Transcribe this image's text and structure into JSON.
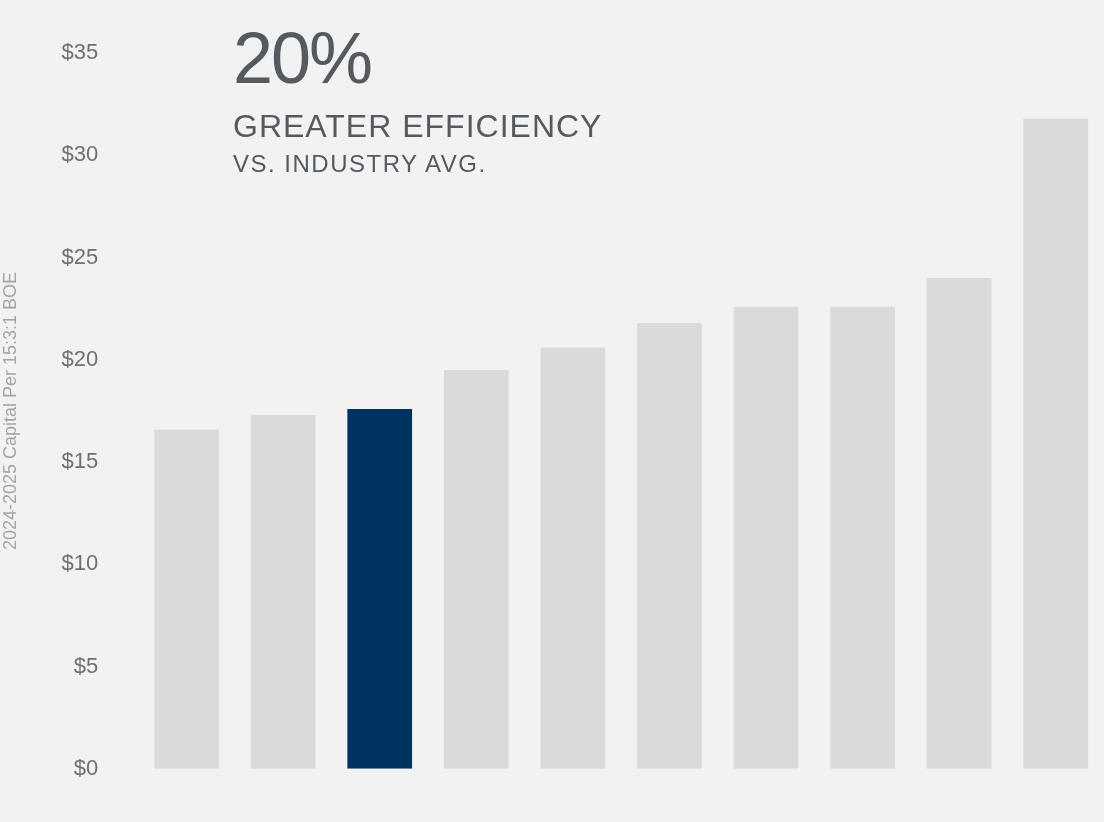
{
  "chart_data": {
    "type": "bar",
    "ylabel": "2024-2025 Capital Per 15:3:1 BOE",
    "annotations": [
      "20%",
      "GREATER EFFICIENCY",
      "VS. INDUSTRY AVG."
    ],
    "categories": [
      null,
      null,
      null,
      null,
      null,
      null,
      null,
      null,
      null,
      null
    ],
    "values": [
      16.6,
      17.3,
      17.6,
      19.5,
      20.6,
      21.8,
      22.6,
      22.6,
      24.0,
      31.8
    ],
    "colors": [
      "#d9dbda",
      "#d9dbda",
      "#003360",
      "#d9dbda",
      "#d9dbda",
      "#d9dbda",
      "#d9dbda",
      "#d9dbda",
      "#d9dbda",
      "#d9dbda"
    ],
    "ylim": [
      0,
      35
    ],
    "yticks": [
      {
        "value": 0,
        "label": "$0"
      },
      {
        "value": 5,
        "label": "$5"
      },
      {
        "value": 10,
        "label": "$10"
      },
      {
        "value": 15,
        "label": "$15"
      },
      {
        "value": 20,
        "label": "$20"
      },
      {
        "value": 25,
        "label": "$25"
      },
      {
        "value": 30,
        "label": "$30"
      },
      {
        "value": 35,
        "label": "$35"
      }
    ],
    "grid": false,
    "legend": false
  }
}
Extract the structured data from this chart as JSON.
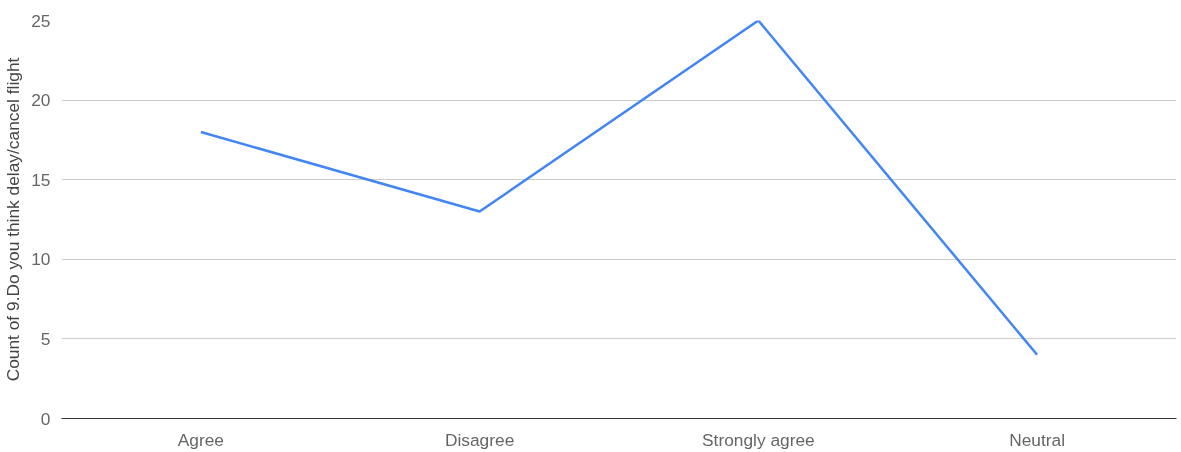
{
  "chart_data": {
    "type": "line",
    "ylabel": "Count of 9.Do you think delay/cancel flight",
    "categories": [
      "Agree",
      "Disagree",
      "Strongly agree",
      "Neutral"
    ],
    "series": [
      {
        "color": "#4285f4",
        "values": [
          18,
          13,
          25,
          4
        ]
      }
    ],
    "ylim": [
      0,
      25
    ],
    "yticks": [
      0,
      5,
      10,
      15,
      20,
      25
    ],
    "grid": "y",
    "marker": "none",
    "line_style": "solid"
  }
}
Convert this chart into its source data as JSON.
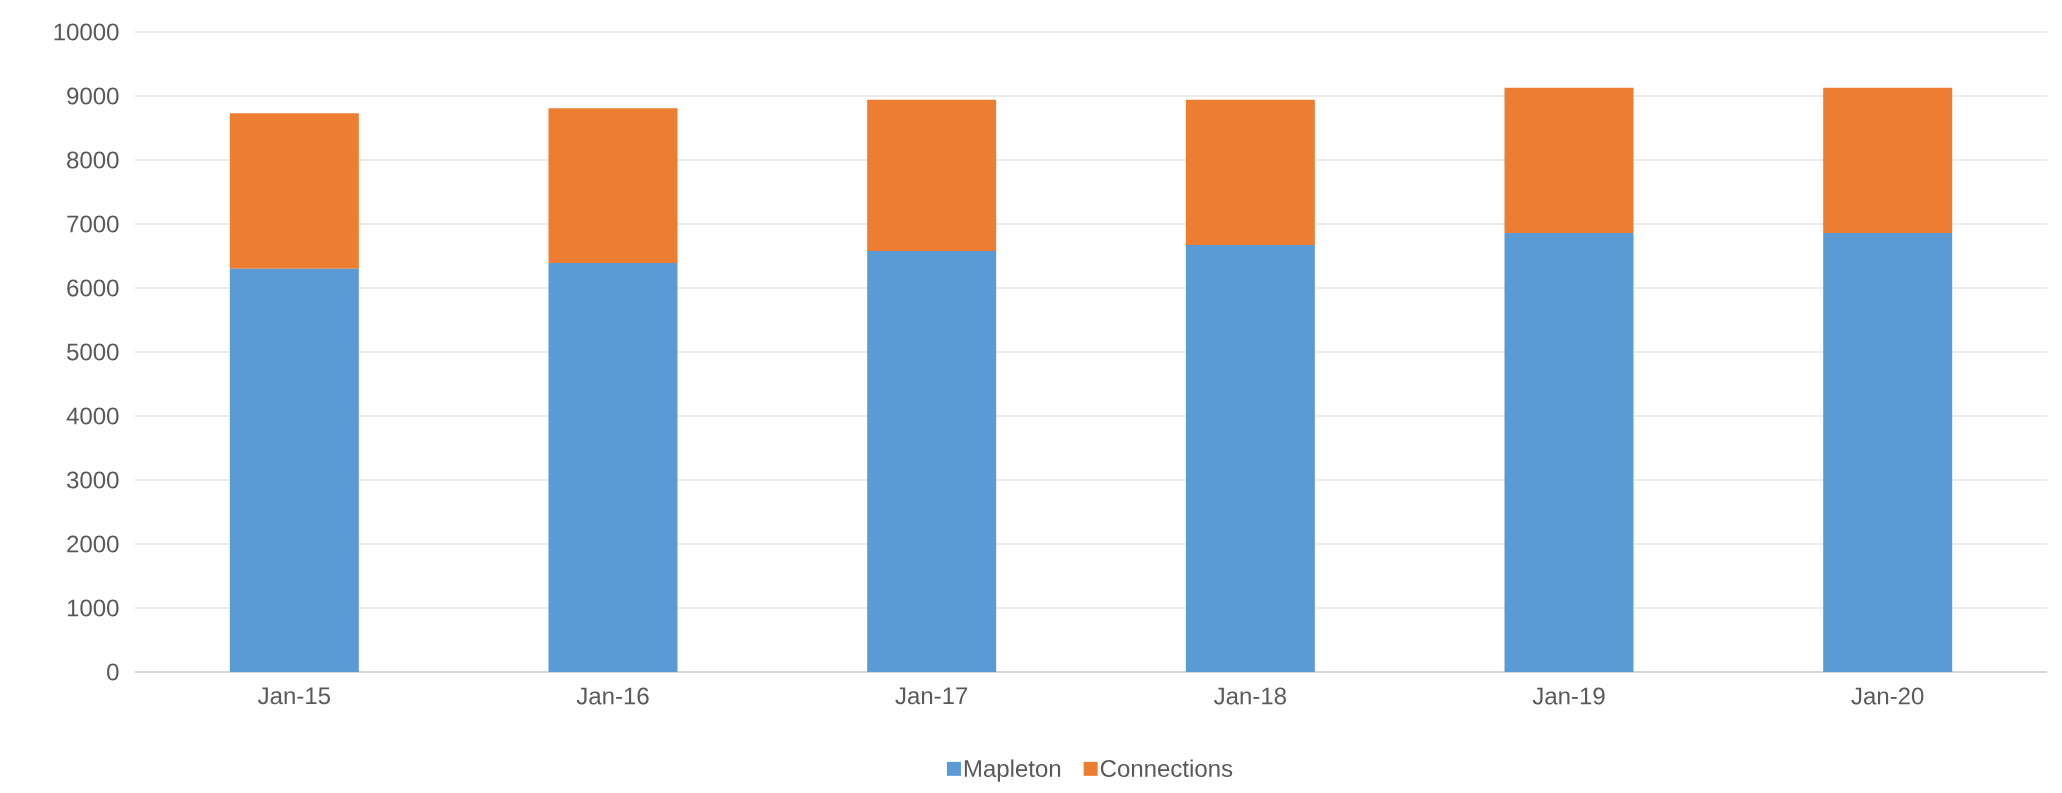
{
  "chart_data": {
    "type": "bar",
    "stacked": true,
    "categories": [
      "Jan-15",
      "Jan-16",
      "Jan-17",
      "Jan-18",
      "Jan-19",
      "Jan-20"
    ],
    "series": [
      {
        "name": "Mapleton",
        "color": "#5b9bd5",
        "values": [
          6300,
          6390,
          6580,
          6670,
          6860,
          6860
        ]
      },
      {
        "name": "Connections",
        "color": "#ed7d31",
        "values": [
          2430,
          2420,
          2360,
          2270,
          2270,
          2270
        ]
      }
    ],
    "ylim": [
      0,
      10000
    ],
    "yticks": [
      0,
      1000,
      2000,
      3000,
      4000,
      5000,
      6000,
      7000,
      8000,
      9000,
      10000
    ],
    "grid": "y",
    "legend": "bottom"
  }
}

|---|

** STATED PROBLEM **
Write out again, exactly, each line from the one containing "Convert this chart" through the last line of the entries, and omit every picture.

** PROBLEM SOLUTION **
Convert this chart into its source data as JSON.
{
  "chart_data": {
    "type": "bar",
    "stacked": true,
    "categories": [
      "Jan-15",
      "Jan-16",
      "Jan-17",
      "Jan-18",
      "Jan-19",
      "Jan-20"
    ],
    "series": [
      {
        "name": "Mapleton",
        "color": "#5b9bd5",
        "values": [
          6300,
          6390,
          6580,
          6670,
          6860,
          6860
        ]
      },
      {
        "name": "Connections",
        "color": "#ed7d31",
        "values": [
          2430,
          2420,
          2360,
          2270,
          2270,
          2270
        ]
      }
    ],
    "ylim": [
      0,
      10000
    ],
    "yticks": [
      0,
      1000,
      2000,
      3000,
      4000,
      5000,
      6000,
      7000,
      8000,
      9000,
      10000
    ],
    "grid": "y",
    "legend": "bottom"
  }
}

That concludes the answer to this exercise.